_Supplied material_.
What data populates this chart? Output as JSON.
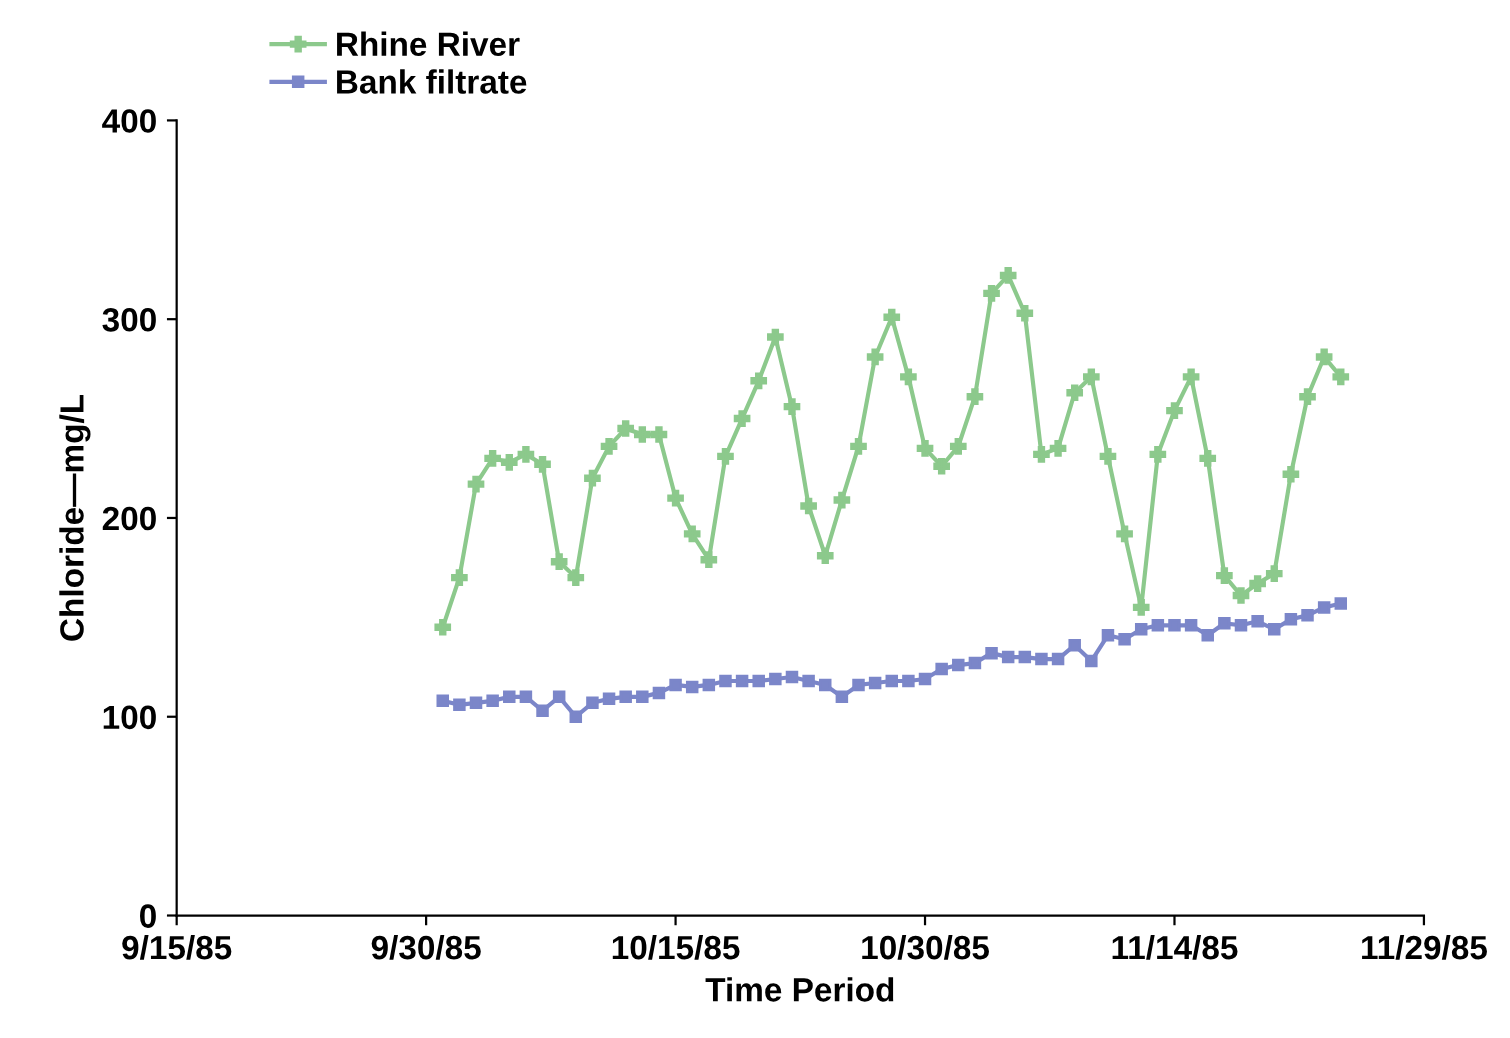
{
  "chart_data": {
    "type": "line",
    "xlabel": "Time Period",
    "ylabel": "Chloride—mg/L",
    "x": [
      "1985-10-01",
      "1985-10-02",
      "1985-10-03",
      "1985-10-04",
      "1985-10-05",
      "1985-10-06",
      "1985-10-07",
      "1985-10-08",
      "1985-10-09",
      "1985-10-10",
      "1985-10-11",
      "1985-10-12",
      "1985-10-13",
      "1985-10-14",
      "1985-10-15",
      "1985-10-16",
      "1985-10-17",
      "1985-10-18",
      "1985-10-19",
      "1985-10-20",
      "1985-10-21",
      "1985-10-22",
      "1985-10-23",
      "1985-10-24",
      "1985-10-25",
      "1985-10-26",
      "1985-10-27",
      "1985-10-28",
      "1985-10-29",
      "1985-10-30",
      "1985-10-31",
      "1985-11-01",
      "1985-11-02",
      "1985-11-03",
      "1985-11-04",
      "1985-11-05",
      "1985-11-06",
      "1985-11-07",
      "1985-11-08",
      "1985-11-09",
      "1985-11-10",
      "1985-11-11",
      "1985-11-12",
      "1985-11-13",
      "1985-11-14",
      "1985-11-15",
      "1985-11-16",
      "1985-11-17",
      "1985-11-18",
      "1985-11-19",
      "1985-11-20",
      "1985-11-21",
      "1985-11-22",
      "1985-11-23",
      "1985-11-24"
    ],
    "series": [
      {
        "name": "Rhine River",
        "color": "#8cc98c",
        "marker": "cross",
        "values": [
          145,
          170,
          217,
          230,
          228,
          232,
          227,
          178,
          170,
          220,
          236,
          245,
          242,
          242,
          210,
          192,
          179,
          231,
          250,
          269,
          291,
          256,
          206,
          181,
          209,
          236,
          281,
          301,
          271,
          235,
          226,
          236,
          261,
          313,
          322,
          303,
          232,
          235,
          263,
          271,
          231,
          192,
          155,
          232,
          254,
          271,
          230,
          171,
          161,
          167,
          172,
          222,
          261,
          281,
          271
        ]
      },
      {
        "name": "Bank filtrate",
        "color": "#7b86c9",
        "marker": "square",
        "values": [
          108,
          106,
          107,
          108,
          110,
          110,
          103,
          110,
          100,
          107,
          109,
          110,
          110,
          112,
          116,
          115,
          116,
          118,
          118,
          118,
          119,
          120,
          118,
          116,
          110,
          116,
          117,
          118,
          118,
          119,
          124,
          126,
          127,
          132,
          130,
          130,
          129,
          129,
          136,
          128,
          141,
          139,
          144,
          146,
          146,
          146,
          141,
          147,
          146,
          148,
          144,
          149,
          151,
          155,
          157
        ]
      }
    ],
    "xlim": [
      "1985-09-15",
      "1985-11-29"
    ],
    "xticks": [
      {
        "value": "1985-09-15",
        "label": "9/15/85"
      },
      {
        "value": "1985-09-30",
        "label": "9/30/85"
      },
      {
        "value": "1985-10-15",
        "label": "10/15/85"
      },
      {
        "value": "1985-10-30",
        "label": "10/30/85"
      },
      {
        "value": "1985-11-14",
        "label": "11/14/85"
      },
      {
        "value": "1985-11-29",
        "label": "11/29/85"
      }
    ],
    "ylim": [
      0,
      400
    ],
    "yticks": [
      0,
      100,
      200,
      300,
      400
    ],
    "grid": false,
    "legend": "top left",
    "line_style": "solid"
  }
}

_Task prompt_. Quote the preceding listing precisely and completely, omitting its images.

_Written response_.
What data populates this chart? Output as JSON.
{
  "chart_data": {
    "type": "line",
    "xlabel": "Time Period",
    "ylabel": "Chloride—mg/L",
    "x": [
      "1985-10-01",
      "1985-10-02",
      "1985-10-03",
      "1985-10-04",
      "1985-10-05",
      "1985-10-06",
      "1985-10-07",
      "1985-10-08",
      "1985-10-09",
      "1985-10-10",
      "1985-10-11",
      "1985-10-12",
      "1985-10-13",
      "1985-10-14",
      "1985-10-15",
      "1985-10-16",
      "1985-10-17",
      "1985-10-18",
      "1985-10-19",
      "1985-10-20",
      "1985-10-21",
      "1985-10-22",
      "1985-10-23",
      "1985-10-24",
      "1985-10-25",
      "1985-10-26",
      "1985-10-27",
      "1985-10-28",
      "1985-10-29",
      "1985-10-30",
      "1985-10-31",
      "1985-11-01",
      "1985-11-02",
      "1985-11-03",
      "1985-11-04",
      "1985-11-05",
      "1985-11-06",
      "1985-11-07",
      "1985-11-08",
      "1985-11-09",
      "1985-11-10",
      "1985-11-11",
      "1985-11-12",
      "1985-11-13",
      "1985-11-14",
      "1985-11-15",
      "1985-11-16",
      "1985-11-17",
      "1985-11-18",
      "1985-11-19",
      "1985-11-20",
      "1985-11-21",
      "1985-11-22",
      "1985-11-23",
      "1985-11-24"
    ],
    "series": [
      {
        "name": "Rhine River",
        "color": "#8cc98c",
        "marker": "cross",
        "values": [
          145,
          170,
          217,
          230,
          228,
          232,
          227,
          178,
          170,
          220,
          236,
          245,
          242,
          242,
          210,
          192,
          179,
          231,
          250,
          269,
          291,
          256,
          206,
          181,
          209,
          236,
          281,
          301,
          271,
          235,
          226,
          236,
          261,
          313,
          322,
          303,
          232,
          235,
          263,
          271,
          231,
          192,
          155,
          232,
          254,
          271,
          230,
          171,
          161,
          167,
          172,
          222,
          261,
          281,
          271
        ]
      },
      {
        "name": "Bank filtrate",
        "color": "#7b86c9",
        "marker": "square",
        "values": [
          108,
          106,
          107,
          108,
          110,
          110,
          103,
          110,
          100,
          107,
          109,
          110,
          110,
          112,
          116,
          115,
          116,
          118,
          118,
          118,
          119,
          120,
          118,
          116,
          110,
          116,
          117,
          118,
          118,
          119,
          124,
          126,
          127,
          132,
          130,
          130,
          129,
          129,
          136,
          128,
          141,
          139,
          144,
          146,
          146,
          146,
          141,
          147,
          146,
          148,
          144,
          149,
          151,
          155,
          157
        ]
      }
    ],
    "xlim": [
      "1985-09-15",
      "1985-11-29"
    ],
    "xticks": [
      {
        "value": "1985-09-15",
        "label": "9/15/85"
      },
      {
        "value": "1985-09-30",
        "label": "9/30/85"
      },
      {
        "value": "1985-10-15",
        "label": "10/15/85"
      },
      {
        "value": "1985-10-30",
        "label": "10/30/85"
      },
      {
        "value": "1985-11-14",
        "label": "11/14/85"
      },
      {
        "value": "1985-11-29",
        "label": "11/29/85"
      }
    ],
    "ylim": [
      0,
      400
    ],
    "yticks": [
      0,
      100,
      200,
      300,
      400
    ],
    "grid": false,
    "legend": "top left",
    "line_style": "solid"
  }
}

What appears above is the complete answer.